**Provided information:**
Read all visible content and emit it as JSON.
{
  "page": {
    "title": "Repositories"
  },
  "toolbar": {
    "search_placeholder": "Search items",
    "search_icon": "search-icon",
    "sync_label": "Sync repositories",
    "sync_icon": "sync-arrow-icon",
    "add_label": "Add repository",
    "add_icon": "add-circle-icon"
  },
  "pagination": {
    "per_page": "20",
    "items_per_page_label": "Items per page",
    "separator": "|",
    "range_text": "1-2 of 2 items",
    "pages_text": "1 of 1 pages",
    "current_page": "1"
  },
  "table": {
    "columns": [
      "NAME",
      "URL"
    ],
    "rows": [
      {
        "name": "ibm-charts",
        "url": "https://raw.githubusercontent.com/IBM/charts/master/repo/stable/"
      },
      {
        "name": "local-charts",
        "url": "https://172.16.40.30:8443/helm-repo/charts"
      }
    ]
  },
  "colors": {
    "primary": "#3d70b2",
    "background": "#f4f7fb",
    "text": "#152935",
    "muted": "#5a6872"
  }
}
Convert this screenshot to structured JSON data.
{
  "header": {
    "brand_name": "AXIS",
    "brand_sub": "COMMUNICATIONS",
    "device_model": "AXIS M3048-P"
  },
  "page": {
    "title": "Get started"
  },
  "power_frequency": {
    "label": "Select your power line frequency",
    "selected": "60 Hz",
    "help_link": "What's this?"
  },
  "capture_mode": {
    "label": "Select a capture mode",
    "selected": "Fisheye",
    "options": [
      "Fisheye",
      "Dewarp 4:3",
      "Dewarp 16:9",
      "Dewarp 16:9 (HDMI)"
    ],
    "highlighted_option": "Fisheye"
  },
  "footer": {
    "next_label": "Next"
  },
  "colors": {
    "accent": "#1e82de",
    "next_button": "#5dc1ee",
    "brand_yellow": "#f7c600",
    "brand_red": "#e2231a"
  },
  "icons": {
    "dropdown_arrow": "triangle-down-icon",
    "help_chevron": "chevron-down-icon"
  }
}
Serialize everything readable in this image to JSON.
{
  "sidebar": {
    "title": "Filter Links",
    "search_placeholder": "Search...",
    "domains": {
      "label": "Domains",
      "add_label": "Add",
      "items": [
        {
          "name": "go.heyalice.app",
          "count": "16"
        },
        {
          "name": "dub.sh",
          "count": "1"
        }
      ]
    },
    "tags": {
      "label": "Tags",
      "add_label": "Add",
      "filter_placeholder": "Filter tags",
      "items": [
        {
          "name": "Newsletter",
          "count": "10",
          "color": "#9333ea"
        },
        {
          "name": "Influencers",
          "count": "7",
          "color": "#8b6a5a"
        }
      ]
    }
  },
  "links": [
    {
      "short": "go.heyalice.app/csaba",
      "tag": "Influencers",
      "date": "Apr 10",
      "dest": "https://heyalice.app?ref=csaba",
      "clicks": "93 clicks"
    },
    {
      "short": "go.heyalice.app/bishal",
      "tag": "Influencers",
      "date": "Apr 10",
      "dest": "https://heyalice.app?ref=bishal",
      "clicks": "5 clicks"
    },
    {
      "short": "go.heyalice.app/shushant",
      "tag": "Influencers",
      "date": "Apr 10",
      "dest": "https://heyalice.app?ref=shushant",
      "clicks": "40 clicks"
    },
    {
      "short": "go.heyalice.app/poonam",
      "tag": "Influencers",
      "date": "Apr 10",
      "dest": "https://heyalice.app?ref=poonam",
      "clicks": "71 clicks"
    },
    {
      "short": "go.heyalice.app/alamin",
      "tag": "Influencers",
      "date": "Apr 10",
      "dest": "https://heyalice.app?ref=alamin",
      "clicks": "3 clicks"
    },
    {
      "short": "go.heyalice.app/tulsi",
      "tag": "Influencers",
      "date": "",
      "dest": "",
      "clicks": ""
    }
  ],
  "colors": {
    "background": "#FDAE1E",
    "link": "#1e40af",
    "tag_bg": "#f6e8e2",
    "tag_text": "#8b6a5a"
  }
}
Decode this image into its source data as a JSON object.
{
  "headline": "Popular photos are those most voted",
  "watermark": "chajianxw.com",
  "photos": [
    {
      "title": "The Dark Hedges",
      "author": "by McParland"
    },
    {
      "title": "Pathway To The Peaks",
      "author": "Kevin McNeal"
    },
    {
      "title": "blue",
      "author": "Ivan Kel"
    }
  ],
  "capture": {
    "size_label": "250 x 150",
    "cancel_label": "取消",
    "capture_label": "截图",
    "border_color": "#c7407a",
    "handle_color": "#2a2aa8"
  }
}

**Goal:** Copy, character for character, the lines from the line that holds "Decode this image" through the final line of the records above.

**Final answer:**
Decode this image into its source data as a JSON object.
{
  "headline": "Popular photos are those most voted",
  "watermark": "chajianxw.com",
  "photos": [
    {
      "title": "The Dark Hedges",
      "author": "by McParland"
    },
    {
      "title": "Pathway To The Peaks",
      "author": "Kevin McNeal"
    },
    {
      "title": "blue",
      "author": "Ivan Kel"
    }
  ],
  "capture": {
    "size_label": "250 x 150",
    "cancel_label": "取消",
    "capture_label": "截图",
    "border_color": "#c7407a",
    "handle_color": "#2a2aa8"
  }
}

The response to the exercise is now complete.